[Items listed in a dataset]
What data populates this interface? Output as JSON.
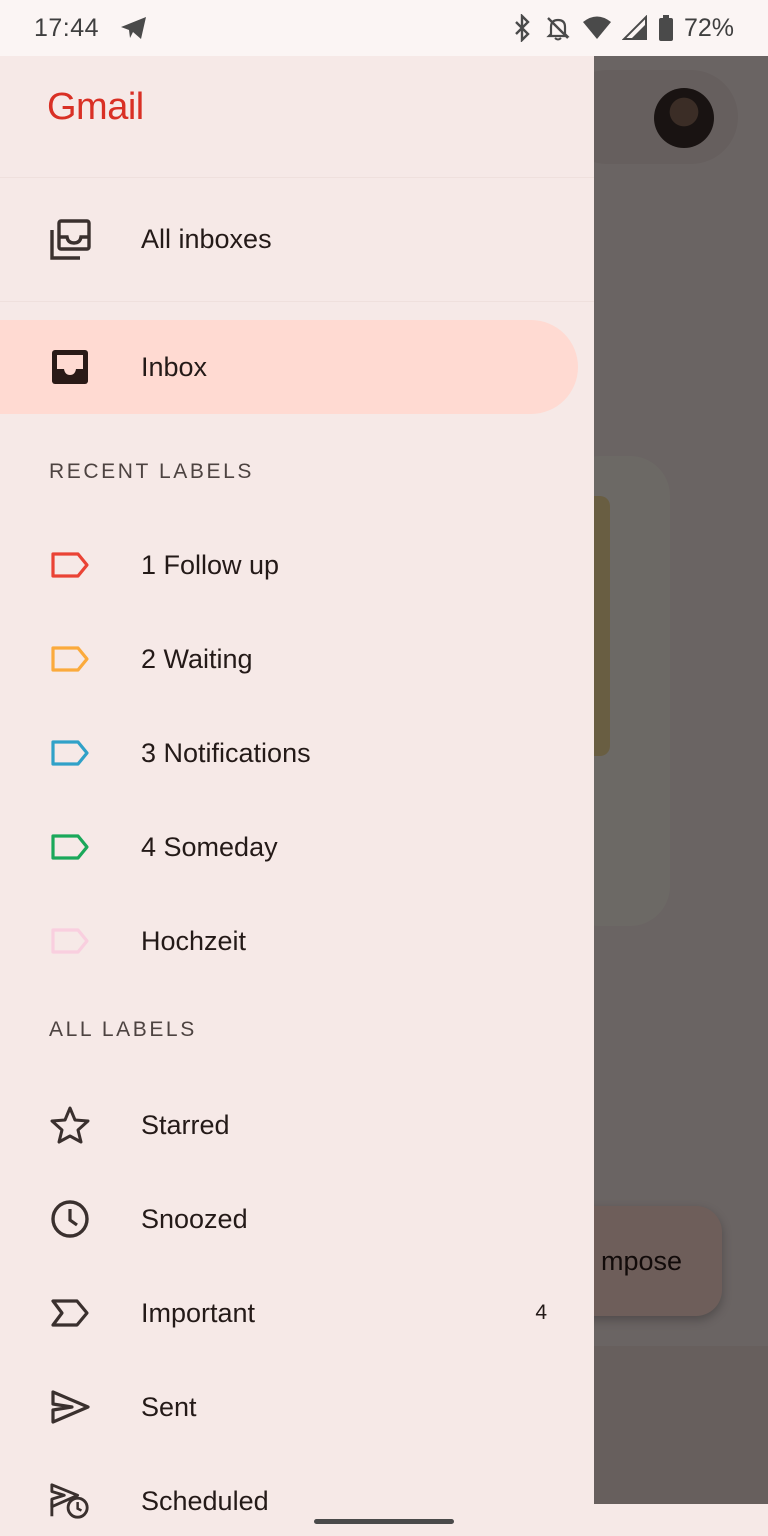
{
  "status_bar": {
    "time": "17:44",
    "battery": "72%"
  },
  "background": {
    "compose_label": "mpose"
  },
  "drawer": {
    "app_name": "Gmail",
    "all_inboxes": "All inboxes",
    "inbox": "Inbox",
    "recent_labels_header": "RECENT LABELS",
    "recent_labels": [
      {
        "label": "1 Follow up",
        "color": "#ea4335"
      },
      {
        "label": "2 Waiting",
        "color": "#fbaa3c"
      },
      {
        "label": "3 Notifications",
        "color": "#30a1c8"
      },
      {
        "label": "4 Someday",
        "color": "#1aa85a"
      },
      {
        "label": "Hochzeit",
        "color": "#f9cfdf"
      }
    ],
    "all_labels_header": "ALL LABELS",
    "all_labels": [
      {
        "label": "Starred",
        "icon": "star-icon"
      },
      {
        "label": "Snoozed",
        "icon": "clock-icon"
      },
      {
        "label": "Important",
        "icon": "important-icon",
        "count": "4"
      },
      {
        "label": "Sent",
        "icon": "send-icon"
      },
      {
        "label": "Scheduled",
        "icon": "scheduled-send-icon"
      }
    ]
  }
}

- _Exercise instructions_
All of the data above should be quoted exactly, except for the pictures.

- _Written solution_
What data populates this interface? Output as JSON.
{
  "status_bar": {
    "time": "17:44",
    "battery": "72%"
  },
  "background": {
    "compose_label": "mpose"
  },
  "drawer": {
    "app_name": "Gmail",
    "all_inboxes": "All inboxes",
    "inbox": "Inbox",
    "recent_labels_header": "RECENT LABELS",
    "recent_labels": [
      {
        "label": "1 Follow up",
        "color": "#ea4335"
      },
      {
        "label": "2 Waiting",
        "color": "#fbaa3c"
      },
      {
        "label": "3 Notifications",
        "color": "#30a1c8"
      },
      {
        "label": "4 Someday",
        "color": "#1aa85a"
      },
      {
        "label": "Hochzeit",
        "color": "#f9cfdf"
      }
    ],
    "all_labels_header": "ALL LABELS",
    "all_labels": [
      {
        "label": "Starred",
        "icon": "star-icon"
      },
      {
        "label": "Snoozed",
        "icon": "clock-icon"
      },
      {
        "label": "Important",
        "icon": "important-icon",
        "count": "4"
      },
      {
        "label": "Sent",
        "icon": "send-icon"
      },
      {
        "label": "Scheduled",
        "icon": "scheduled-send-icon"
      }
    ]
  }
}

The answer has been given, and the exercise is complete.